(Rows from a figure dataset)
— Begin —
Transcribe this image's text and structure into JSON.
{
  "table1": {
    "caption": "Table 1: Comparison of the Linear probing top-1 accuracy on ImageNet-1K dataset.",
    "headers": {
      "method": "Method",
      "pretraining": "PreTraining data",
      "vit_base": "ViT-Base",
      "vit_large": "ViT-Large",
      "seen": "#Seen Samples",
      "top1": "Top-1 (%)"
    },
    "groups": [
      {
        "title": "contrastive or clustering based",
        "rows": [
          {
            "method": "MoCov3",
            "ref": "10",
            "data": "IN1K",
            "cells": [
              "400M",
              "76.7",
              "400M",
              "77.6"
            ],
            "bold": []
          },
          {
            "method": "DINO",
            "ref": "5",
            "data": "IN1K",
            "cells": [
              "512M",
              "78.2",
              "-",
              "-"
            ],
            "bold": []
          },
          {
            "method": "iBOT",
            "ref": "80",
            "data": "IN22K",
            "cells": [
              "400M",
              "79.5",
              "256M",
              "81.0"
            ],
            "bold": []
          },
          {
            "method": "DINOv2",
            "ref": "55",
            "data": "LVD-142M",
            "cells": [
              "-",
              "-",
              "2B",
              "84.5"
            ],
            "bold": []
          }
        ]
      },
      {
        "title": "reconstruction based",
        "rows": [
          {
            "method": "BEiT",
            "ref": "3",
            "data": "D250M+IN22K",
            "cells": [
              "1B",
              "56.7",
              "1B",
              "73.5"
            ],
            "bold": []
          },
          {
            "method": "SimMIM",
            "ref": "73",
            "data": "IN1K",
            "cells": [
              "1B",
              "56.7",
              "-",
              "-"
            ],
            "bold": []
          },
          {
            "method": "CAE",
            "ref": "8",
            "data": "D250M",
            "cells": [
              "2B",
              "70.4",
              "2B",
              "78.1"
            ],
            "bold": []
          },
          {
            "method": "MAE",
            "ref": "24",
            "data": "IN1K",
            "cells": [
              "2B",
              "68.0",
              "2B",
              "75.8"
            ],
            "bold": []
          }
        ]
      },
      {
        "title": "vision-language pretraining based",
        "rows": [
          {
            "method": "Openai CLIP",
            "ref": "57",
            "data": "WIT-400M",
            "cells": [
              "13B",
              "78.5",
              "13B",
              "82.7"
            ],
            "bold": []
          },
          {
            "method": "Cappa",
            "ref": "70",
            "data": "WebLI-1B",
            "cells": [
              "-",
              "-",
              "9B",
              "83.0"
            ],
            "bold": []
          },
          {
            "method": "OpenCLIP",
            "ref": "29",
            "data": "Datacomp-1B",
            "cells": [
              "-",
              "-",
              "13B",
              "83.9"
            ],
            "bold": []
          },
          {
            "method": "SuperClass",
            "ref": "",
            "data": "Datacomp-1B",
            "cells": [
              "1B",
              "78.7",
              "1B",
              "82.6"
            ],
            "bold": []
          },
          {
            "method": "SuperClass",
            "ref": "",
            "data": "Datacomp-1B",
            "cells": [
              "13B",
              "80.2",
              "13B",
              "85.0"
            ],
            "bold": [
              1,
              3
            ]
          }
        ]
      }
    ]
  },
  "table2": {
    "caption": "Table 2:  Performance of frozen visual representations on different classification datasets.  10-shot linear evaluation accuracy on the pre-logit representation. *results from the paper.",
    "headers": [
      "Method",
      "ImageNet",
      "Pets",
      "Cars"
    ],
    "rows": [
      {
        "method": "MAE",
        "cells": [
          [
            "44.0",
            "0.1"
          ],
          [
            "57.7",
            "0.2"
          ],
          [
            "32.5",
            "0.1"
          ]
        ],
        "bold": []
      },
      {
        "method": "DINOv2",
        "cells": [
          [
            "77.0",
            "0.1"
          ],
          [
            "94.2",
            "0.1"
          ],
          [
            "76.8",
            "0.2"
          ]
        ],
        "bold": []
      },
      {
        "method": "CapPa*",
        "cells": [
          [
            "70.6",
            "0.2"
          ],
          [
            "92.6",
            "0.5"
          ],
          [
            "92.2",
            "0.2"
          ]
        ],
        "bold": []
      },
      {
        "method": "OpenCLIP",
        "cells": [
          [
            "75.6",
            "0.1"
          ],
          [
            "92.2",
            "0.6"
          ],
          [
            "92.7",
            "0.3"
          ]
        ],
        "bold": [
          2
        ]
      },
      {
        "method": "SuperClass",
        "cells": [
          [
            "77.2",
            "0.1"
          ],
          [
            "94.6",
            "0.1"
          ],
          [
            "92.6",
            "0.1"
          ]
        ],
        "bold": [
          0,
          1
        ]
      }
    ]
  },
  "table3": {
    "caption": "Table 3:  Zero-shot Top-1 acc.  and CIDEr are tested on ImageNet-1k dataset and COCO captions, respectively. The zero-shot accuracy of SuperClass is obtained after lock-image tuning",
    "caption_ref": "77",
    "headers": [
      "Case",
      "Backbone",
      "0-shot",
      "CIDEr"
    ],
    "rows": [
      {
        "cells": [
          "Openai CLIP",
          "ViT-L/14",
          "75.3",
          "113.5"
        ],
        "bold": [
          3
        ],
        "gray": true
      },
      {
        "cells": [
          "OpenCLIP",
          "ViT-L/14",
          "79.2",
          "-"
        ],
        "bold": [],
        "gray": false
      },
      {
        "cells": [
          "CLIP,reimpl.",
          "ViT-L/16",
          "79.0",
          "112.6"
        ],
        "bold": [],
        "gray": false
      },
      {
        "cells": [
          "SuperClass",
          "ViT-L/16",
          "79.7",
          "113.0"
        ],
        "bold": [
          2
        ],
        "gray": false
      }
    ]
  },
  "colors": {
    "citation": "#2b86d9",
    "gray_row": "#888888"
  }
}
— End —
■ WHAT IS EXPECTED:
Go through the entries and repeat each one exactly.

■ WRITTEN SOLUTION:
Transcribe this image's text and structure into JSON.
{
  "table1": {
    "caption": "Table 1: Comparison of the Linear probing top-1 accuracy on ImageNet-1K dataset.",
    "headers": {
      "method": "Method",
      "pretraining": "PreTraining data",
      "vit_base": "ViT-Base",
      "vit_large": "ViT-Large",
      "seen": "#Seen Samples",
      "top1": "Top-1 (%)"
    },
    "groups": [
      {
        "title": "contrastive or clustering based",
        "rows": [
          {
            "method": "MoCov3",
            "ref": "10",
            "data": "IN1K",
            "cells": [
              "400M",
              "76.7",
              "400M",
              "77.6"
            ],
            "bold": []
          },
          {
            "method": "DINO",
            "ref": "5",
            "data": "IN1K",
            "cells": [
              "512M",
              "78.2",
              "-",
              "-"
            ],
            "bold": []
          },
          {
            "method": "iBOT",
            "ref": "80",
            "data": "IN22K",
            "cells": [
              "400M",
              "79.5",
              "256M",
              "81.0"
            ],
            "bold": []
          },
          {
            "method": "DINOv2",
            "ref": "55",
            "data": "LVD-142M",
            "cells": [
              "-",
              "-",
              "2B",
              "84.5"
            ],
            "bold": []
          }
        ]
      },
      {
        "title": "reconstruction based",
        "rows": [
          {
            "method": "BEiT",
            "ref": "3",
            "data": "D250M+IN22K",
            "cells": [
              "1B",
              "56.7",
              "1B",
              "73.5"
            ],
            "bold": []
          },
          {
            "method": "SimMIM",
            "ref": "73",
            "data": "IN1K",
            "cells": [
              "1B",
              "56.7",
              "-",
              "-"
            ],
            "bold": []
          },
          {
            "method": "CAE",
            "ref": "8",
            "data": "D250M",
            "cells": [
              "2B",
              "70.4",
              "2B",
              "78.1"
            ],
            "bold": []
          },
          {
            "method": "MAE",
            "ref": "24",
            "data": "IN1K",
            "cells": [
              "2B",
              "68.0",
              "2B",
              "75.8"
            ],
            "bold": []
          }
        ]
      },
      {
        "title": "vision-language pretraining based",
        "rows": [
          {
            "method": "Openai CLIP",
            "ref": "57",
            "data": "WIT-400M",
            "cells": [
              "13B",
              "78.5",
              "13B",
              "82.7"
            ],
            "bold": []
          },
          {
            "method": "Cappa",
            "ref": "70",
            "data": "WebLI-1B",
            "cells": [
              "-",
              "-",
              "9B",
              "83.0"
            ],
            "bold": []
          },
          {
            "method": "OpenCLIP",
            "ref": "29",
            "data": "Datacomp-1B",
            "cells": [
              "-",
              "-",
              "13B",
              "83.9"
            ],
            "bold": []
          },
          {
            "method": "SuperClass",
            "ref": "",
            "data": "Datacomp-1B",
            "cells": [
              "1B",
              "78.7",
              "1B",
              "82.6"
            ],
            "bold": []
          },
          {
            "method": "SuperClass",
            "ref": "",
            "data": "Datacomp-1B",
            "cells": [
              "13B",
              "80.2",
              "13B",
              "85.0"
            ],
            "bold": [
              1,
              3
            ]
          }
        ]
      }
    ]
  },
  "table2": {
    "caption": "Table 2:  Performance of frozen visual representations on different classification datasets.  10-shot linear evaluation accuracy on the pre-logit representation. *results from the paper.",
    "headers": [
      "Method",
      "ImageNet",
      "Pets",
      "Cars"
    ],
    "rows": [
      {
        "method": "MAE",
        "cells": [
          [
            "44.0",
            "0.1"
          ],
          [
            "57.7",
            "0.2"
          ],
          [
            "32.5",
            "0.1"
          ]
        ],
        "bold": []
      },
      {
        "method": "DINOv2",
        "cells": [
          [
            "77.0",
            "0.1"
          ],
          [
            "94.2",
            "0.1"
          ],
          [
            "76.8",
            "0.2"
          ]
        ],
        "bold": []
      },
      {
        "method": "CapPa*",
        "cells": [
          [
            "70.6",
            "0.2"
          ],
          [
            "92.6",
            "0.5"
          ],
          [
            "92.2",
            "0.2"
          ]
        ],
        "bold": []
      },
      {
        "method": "OpenCLIP",
        "cells": [
          [
            "75.6",
            "0.1"
          ],
          [
            "92.2",
            "0.6"
          ],
          [
            "92.7",
            "0.3"
          ]
        ],
        "bold": [
          2
        ]
      },
      {
        "method": "SuperClass",
        "cells": [
          [
            "77.2",
            "0.1"
          ],
          [
            "94.6",
            "0.1"
          ],
          [
            "92.6",
            "0.1"
          ]
        ],
        "bold": [
          0,
          1
        ]
      }
    ]
  },
  "table3": {
    "caption": "Table 3:  Zero-shot Top-1 acc.  and CIDEr are tested on ImageNet-1k dataset and COCO captions, respectively. The zero-shot accuracy of SuperClass is obtained after lock-image tuning",
    "caption_ref": "77",
    "headers": [
      "Case",
      "Backbone",
      "0-shot",
      "CIDEr"
    ],
    "rows": [
      {
        "cells": [
          "Openai CLIP",
          "ViT-L/14",
          "75.3",
          "113.5"
        ],
        "bold": [
          3
        ],
        "gray": true
      },
      {
        "cells": [
          "OpenCLIP",
          "ViT-L/14",
          "79.2",
          "-"
        ],
        "bold": [],
        "gray": false
      },
      {
        "cells": [
          "CLIP,reimpl.",
          "ViT-L/16",
          "79.0",
          "112.6"
        ],
        "bold": [],
        "gray": false
      },
      {
        "cells": [
          "SuperClass",
          "ViT-L/16",
          "79.7",
          "113.0"
        ],
        "bold": [
          2
        ],
        "gray": false
      }
    ]
  },
  "colors": {
    "citation": "#2b86d9",
    "gray_row": "#888888"
  }
}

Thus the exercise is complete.